The task ::
Transcribe the material exactly. Images do not belong in the copy.

Entries from a dataset
(begin)

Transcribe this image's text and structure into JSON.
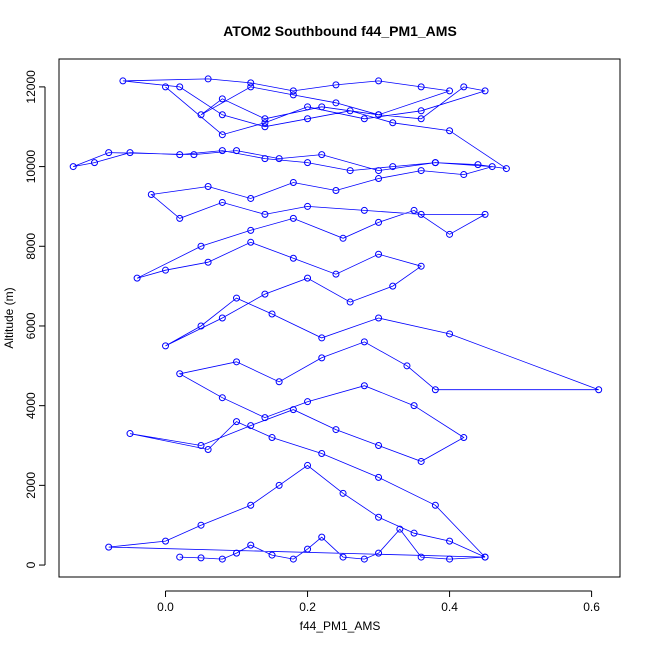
{
  "chart_data": {
    "type": "scatter",
    "title": "ATOM2 Southbound f44_PM1_AMS",
    "xlabel": "f44_PM1_AMS",
    "ylabel": "Altitude (m)",
    "xlim": [
      -0.15,
      0.64
    ],
    "ylim": [
      -300,
      12700
    ],
    "x_ticks": [
      0.0,
      0.2,
      0.4,
      0.6
    ],
    "x_tick_labels": [
      "0.0",
      "0.2",
      "0.4",
      "0.6"
    ],
    "y_ticks": [
      0,
      2000,
      4000,
      6000,
      8000,
      10000,
      12000
    ],
    "y_tick_labels": [
      "0",
      "2000",
      "4000",
      "6000",
      "8000",
      "10000",
      "12000"
    ],
    "grid": false,
    "legend": "none",
    "series": [
      {
        "marker": "open-circle",
        "line": true,
        "color": "#0000ff",
        "x": [
          0.02,
          0.05,
          0.08,
          0.1,
          0.12,
          0.15,
          0.18,
          0.2,
          0.22,
          0.25,
          0.28,
          0.3,
          0.33,
          0.36,
          0.4,
          0.45,
          -0.08,
          0.0,
          0.05,
          0.12,
          0.16,
          0.2,
          0.25,
          0.3,
          0.35,
          0.4,
          0.45,
          0.38,
          0.3,
          0.22,
          0.15,
          0.1,
          0.06,
          -0.05,
          0.05,
          0.12,
          0.18,
          0.24,
          0.3,
          0.36,
          0.42,
          0.35,
          0.28,
          0.2,
          0.14,
          0.08,
          0.02,
          0.1,
          0.16,
          0.22,
          0.28,
          0.34,
          0.38,
          0.61,
          0.4,
          0.3,
          0.22,
          0.15,
          0.1,
          0.05,
          0.0,
          0.08,
          0.14,
          0.2,
          0.26,
          0.32,
          0.36,
          0.3,
          0.24,
          0.18,
          0.12,
          0.06,
          0.0,
          -0.04,
          0.05,
          0.12,
          0.18,
          0.25,
          0.3,
          0.35,
          0.4,
          0.45,
          0.36,
          0.28,
          0.2,
          0.14,
          0.08,
          0.02,
          -0.02,
          0.06,
          0.12,
          0.18,
          0.24,
          0.3,
          0.36,
          0.42,
          0.46,
          0.38,
          0.3,
          0.22,
          0.16,
          0.1,
          0.04,
          -0.08,
          -0.13,
          -0.1,
          -0.05,
          0.02,
          0.08,
          0.14,
          0.2,
          0.26,
          0.32,
          0.38,
          0.44,
          0.48,
          0.4,
          0.32,
          0.26,
          0.2,
          0.14,
          0.08,
          0.02,
          -0.06,
          0.06,
          0.12,
          0.18,
          0.24,
          0.3,
          0.36,
          0.4,
          0.3,
          0.22,
          0.14,
          0.08,
          0.05,
          0.12,
          0.18,
          0.24,
          0.3,
          0.36,
          0.42,
          0.45,
          0.36,
          0.28,
          0.2,
          0.14,
          0.08,
          0.0
        ],
        "y": [
          200,
          180,
          150,
          300,
          500,
          250,
          150,
          400,
          700,
          200,
          150,
          300,
          900,
          200,
          150,
          200,
          450,
          600,
          1000,
          1500,
          2000,
          2500,
          1800,
          1200,
          800,
          600,
          200,
          1500,
          2200,
          2800,
          3200,
          3600,
          2900,
          3300,
          3000,
          3500,
          3900,
          3400,
          3000,
          2600,
          3200,
          4000,
          4500,
          4100,
          3700,
          4200,
          4800,
          5100,
          4600,
          5200,
          5600,
          5000,
          4400,
          4400,
          5800,
          6200,
          5700,
          6300,
          6700,
          6000,
          5500,
          6200,
          6800,
          7200,
          6600,
          7000,
          7500,
          7800,
          7300,
          7700,
          8100,
          7600,
          7400,
          7200,
          8000,
          8400,
          8700,
          8200,
          8600,
          8900,
          8300,
          8800,
          8800,
          8900,
          9000,
          8800,
          9100,
          8700,
          9300,
          9500,
          9200,
          9600,
          9400,
          9700,
          9900,
          9800,
          10000,
          10100,
          9900,
          10300,
          10200,
          10400,
          10300,
          10350,
          10000,
          10100,
          10350,
          10300,
          10400,
          10200,
          10100,
          9900,
          10000,
          10100,
          10050,
          9950,
          10900,
          11100,
          11400,
          11200,
          11000,
          11300,
          12000,
          12150,
          12200,
          12100,
          11900,
          12050,
          12150,
          12000,
          11900,
          11300,
          11500,
          11200,
          11700,
          11300,
          12000,
          11800,
          11600,
          11300,
          11200,
          12000,
          11900,
          11400,
          11200,
          11500,
          11100,
          10800,
          12000
        ]
      }
    ]
  }
}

(end)

Output for this exercise ::
Transcribe this image's text and structure into JSON.
{
  "chart_data": {
    "type": "scatter",
    "title": "ATOM2 Southbound f44_PM1_AMS",
    "xlabel": "f44_PM1_AMS",
    "ylabel": "Altitude (m)",
    "xlim": [
      -0.15,
      0.64
    ],
    "ylim": [
      -300,
      12700
    ],
    "x_ticks": [
      0.0,
      0.2,
      0.4,
      0.6
    ],
    "x_tick_labels": [
      "0.0",
      "0.2",
      "0.4",
      "0.6"
    ],
    "y_ticks": [
      0,
      2000,
      4000,
      6000,
      8000,
      10000,
      12000
    ],
    "y_tick_labels": [
      "0",
      "2000",
      "4000",
      "6000",
      "8000",
      "10000",
      "12000"
    ],
    "grid": false,
    "legend": "none",
    "series": [
      {
        "marker": "open-circle",
        "line": true,
        "color": "#0000ff",
        "x": [
          0.02,
          0.05,
          0.08,
          0.1,
          0.12,
          0.15,
          0.18,
          0.2,
          0.22,
          0.25,
          0.28,
          0.3,
          0.33,
          0.36,
          0.4,
          0.45,
          -0.08,
          0.0,
          0.05,
          0.12,
          0.16,
          0.2,
          0.25,
          0.3,
          0.35,
          0.4,
          0.45,
          0.38,
          0.3,
          0.22,
          0.15,
          0.1,
          0.06,
          -0.05,
          0.05,
          0.12,
          0.18,
          0.24,
          0.3,
          0.36,
          0.42,
          0.35,
          0.28,
          0.2,
          0.14,
          0.08,
          0.02,
          0.1,
          0.16,
          0.22,
          0.28,
          0.34,
          0.38,
          0.61,
          0.4,
          0.3,
          0.22,
          0.15,
          0.1,
          0.05,
          0.0,
          0.08,
          0.14,
          0.2,
          0.26,
          0.32,
          0.36,
          0.3,
          0.24,
          0.18,
          0.12,
          0.06,
          0.0,
          -0.04,
          0.05,
          0.12,
          0.18,
          0.25,
          0.3,
          0.35,
          0.4,
          0.45,
          0.36,
          0.28,
          0.2,
          0.14,
          0.08,
          0.02,
          -0.02,
          0.06,
          0.12,
          0.18,
          0.24,
          0.3,
          0.36,
          0.42,
          0.46,
          0.38,
          0.3,
          0.22,
          0.16,
          0.1,
          0.04,
          -0.08,
          -0.13,
          -0.1,
          -0.05,
          0.02,
          0.08,
          0.14,
          0.2,
          0.26,
          0.32,
          0.38,
          0.44,
          0.48,
          0.4,
          0.32,
          0.26,
          0.2,
          0.14,
          0.08,
          0.02,
          -0.06,
          0.06,
          0.12,
          0.18,
          0.24,
          0.3,
          0.36,
          0.4,
          0.3,
          0.22,
          0.14,
          0.08,
          0.05,
          0.12,
          0.18,
          0.24,
          0.3,
          0.36,
          0.42,
          0.45,
          0.36,
          0.28,
          0.2,
          0.14,
          0.08,
          0.0
        ],
        "y": [
          200,
          180,
          150,
          300,
          500,
          250,
          150,
          400,
          700,
          200,
          150,
          300,
          900,
          200,
          150,
          200,
          450,
          600,
          1000,
          1500,
          2000,
          2500,
          1800,
          1200,
          800,
          600,
          200,
          1500,
          2200,
          2800,
          3200,
          3600,
          2900,
          3300,
          3000,
          3500,
          3900,
          3400,
          3000,
          2600,
          3200,
          4000,
          4500,
          4100,
          3700,
          4200,
          4800,
          5100,
          4600,
          5200,
          5600,
          5000,
          4400,
          4400,
          5800,
          6200,
          5700,
          6300,
          6700,
          6000,
          5500,
          6200,
          6800,
          7200,
          6600,
          7000,
          7500,
          7800,
          7300,
          7700,
          8100,
          7600,
          7400,
          7200,
          8000,
          8400,
          8700,
          8200,
          8600,
          8900,
          8300,
          8800,
          8800,
          8900,
          9000,
          8800,
          9100,
          8700,
          9300,
          9500,
          9200,
          9600,
          9400,
          9700,
          9900,
          9800,
          10000,
          10100,
          9900,
          10300,
          10200,
          10400,
          10300,
          10350,
          10000,
          10100,
          10350,
          10300,
          10400,
          10200,
          10100,
          9900,
          10000,
          10100,
          10050,
          9950,
          10900,
          11100,
          11400,
          11200,
          11000,
          11300,
          12000,
          12150,
          12200,
          12100,
          11900,
          12050,
          12150,
          12000,
          11900,
          11300,
          11500,
          11200,
          11700,
          11300,
          12000,
          11800,
          11600,
          11300,
          11200,
          12000,
          11900,
          11400,
          11200,
          11500,
          11100,
          10800,
          12000
        ]
      }
    ]
  }
}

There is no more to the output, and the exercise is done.